> GIVEN EXERCISE: Pick out every line of the entries below where "color" occurs, and copy those lines.

::: RECORDED DATA :::

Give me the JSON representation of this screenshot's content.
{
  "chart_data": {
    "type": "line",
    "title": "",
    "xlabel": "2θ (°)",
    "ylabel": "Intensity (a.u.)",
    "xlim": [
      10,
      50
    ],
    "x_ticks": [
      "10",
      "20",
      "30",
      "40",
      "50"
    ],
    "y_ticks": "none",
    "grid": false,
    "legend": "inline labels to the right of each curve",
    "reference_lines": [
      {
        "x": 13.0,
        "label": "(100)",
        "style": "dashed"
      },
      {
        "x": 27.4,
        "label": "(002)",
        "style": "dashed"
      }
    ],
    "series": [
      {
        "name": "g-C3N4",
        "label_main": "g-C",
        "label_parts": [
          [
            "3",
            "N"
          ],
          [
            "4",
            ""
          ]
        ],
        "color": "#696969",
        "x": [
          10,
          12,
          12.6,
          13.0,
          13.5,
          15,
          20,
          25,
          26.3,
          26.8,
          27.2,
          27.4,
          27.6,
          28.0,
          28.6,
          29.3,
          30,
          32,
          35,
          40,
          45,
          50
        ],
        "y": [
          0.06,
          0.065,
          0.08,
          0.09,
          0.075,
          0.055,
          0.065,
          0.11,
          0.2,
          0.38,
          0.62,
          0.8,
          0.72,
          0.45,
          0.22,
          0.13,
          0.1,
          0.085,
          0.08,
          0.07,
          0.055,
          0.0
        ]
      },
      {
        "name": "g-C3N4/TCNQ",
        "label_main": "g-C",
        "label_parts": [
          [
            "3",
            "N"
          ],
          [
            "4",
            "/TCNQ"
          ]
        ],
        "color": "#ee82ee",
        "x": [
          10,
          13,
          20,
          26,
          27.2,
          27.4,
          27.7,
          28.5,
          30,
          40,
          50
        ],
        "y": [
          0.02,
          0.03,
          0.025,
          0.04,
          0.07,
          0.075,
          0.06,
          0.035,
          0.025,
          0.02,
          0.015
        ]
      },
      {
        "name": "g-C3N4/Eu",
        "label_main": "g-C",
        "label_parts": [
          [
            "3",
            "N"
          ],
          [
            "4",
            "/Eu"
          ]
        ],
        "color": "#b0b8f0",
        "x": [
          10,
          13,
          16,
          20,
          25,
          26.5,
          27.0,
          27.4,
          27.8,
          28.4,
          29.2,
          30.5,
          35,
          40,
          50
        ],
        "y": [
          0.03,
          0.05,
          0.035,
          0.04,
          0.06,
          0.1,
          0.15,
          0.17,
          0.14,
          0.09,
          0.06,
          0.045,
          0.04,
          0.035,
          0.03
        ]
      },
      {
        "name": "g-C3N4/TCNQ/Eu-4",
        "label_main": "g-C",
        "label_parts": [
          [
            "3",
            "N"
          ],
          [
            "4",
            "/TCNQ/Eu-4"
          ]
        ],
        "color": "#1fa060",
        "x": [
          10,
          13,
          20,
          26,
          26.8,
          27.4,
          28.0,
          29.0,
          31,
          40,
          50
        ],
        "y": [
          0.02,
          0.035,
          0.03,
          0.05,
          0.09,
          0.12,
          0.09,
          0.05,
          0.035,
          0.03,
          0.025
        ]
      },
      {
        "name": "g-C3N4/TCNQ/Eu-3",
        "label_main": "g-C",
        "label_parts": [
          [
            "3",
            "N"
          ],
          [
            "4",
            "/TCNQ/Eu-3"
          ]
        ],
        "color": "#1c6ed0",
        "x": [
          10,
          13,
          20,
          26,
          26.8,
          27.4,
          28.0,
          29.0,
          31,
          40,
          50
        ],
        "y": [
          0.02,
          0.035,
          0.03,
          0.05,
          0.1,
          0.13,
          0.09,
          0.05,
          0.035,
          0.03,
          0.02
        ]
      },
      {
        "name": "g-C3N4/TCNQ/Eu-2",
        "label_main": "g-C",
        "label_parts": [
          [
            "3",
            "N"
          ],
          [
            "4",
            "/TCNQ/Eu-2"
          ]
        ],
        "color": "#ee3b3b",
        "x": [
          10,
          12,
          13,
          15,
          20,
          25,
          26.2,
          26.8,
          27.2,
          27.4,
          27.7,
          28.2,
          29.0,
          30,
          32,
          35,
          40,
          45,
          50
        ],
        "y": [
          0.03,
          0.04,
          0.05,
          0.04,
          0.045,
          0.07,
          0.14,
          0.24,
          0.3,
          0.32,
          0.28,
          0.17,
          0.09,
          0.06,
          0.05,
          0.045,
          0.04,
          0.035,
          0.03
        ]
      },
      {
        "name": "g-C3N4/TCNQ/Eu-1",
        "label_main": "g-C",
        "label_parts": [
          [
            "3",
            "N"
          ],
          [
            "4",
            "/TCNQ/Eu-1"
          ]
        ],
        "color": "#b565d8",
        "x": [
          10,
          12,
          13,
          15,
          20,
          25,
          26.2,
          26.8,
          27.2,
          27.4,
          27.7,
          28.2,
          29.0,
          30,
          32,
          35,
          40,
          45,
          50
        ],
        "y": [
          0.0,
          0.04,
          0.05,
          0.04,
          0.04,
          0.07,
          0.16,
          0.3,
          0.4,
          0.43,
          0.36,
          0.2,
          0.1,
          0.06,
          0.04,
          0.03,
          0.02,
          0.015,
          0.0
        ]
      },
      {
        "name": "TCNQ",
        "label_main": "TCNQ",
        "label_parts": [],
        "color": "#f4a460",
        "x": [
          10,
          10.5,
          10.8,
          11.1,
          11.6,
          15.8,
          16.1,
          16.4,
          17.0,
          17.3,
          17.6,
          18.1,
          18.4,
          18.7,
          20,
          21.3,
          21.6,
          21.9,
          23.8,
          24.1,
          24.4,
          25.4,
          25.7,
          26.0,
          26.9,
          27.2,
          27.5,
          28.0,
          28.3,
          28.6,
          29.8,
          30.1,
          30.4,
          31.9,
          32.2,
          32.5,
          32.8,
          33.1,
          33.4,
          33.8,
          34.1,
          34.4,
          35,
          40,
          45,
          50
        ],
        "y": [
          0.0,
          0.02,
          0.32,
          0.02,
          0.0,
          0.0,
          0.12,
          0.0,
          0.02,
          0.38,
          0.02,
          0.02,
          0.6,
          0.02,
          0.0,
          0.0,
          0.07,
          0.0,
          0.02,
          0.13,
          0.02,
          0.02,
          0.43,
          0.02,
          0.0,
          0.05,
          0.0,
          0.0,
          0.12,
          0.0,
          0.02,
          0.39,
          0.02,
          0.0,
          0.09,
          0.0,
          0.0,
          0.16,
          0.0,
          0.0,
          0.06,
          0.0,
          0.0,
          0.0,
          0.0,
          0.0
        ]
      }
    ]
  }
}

:::

> TASK ANSWER:
        "color": "#696969",
        "color": "#ee82ee",
        "color": "#b0b8f0",
        "color": "#1fa060",
        "color": "#1c6ed0",
        "color": "#ee3b3b",
        "color": "#b565d8",
        "color": "#f4a460",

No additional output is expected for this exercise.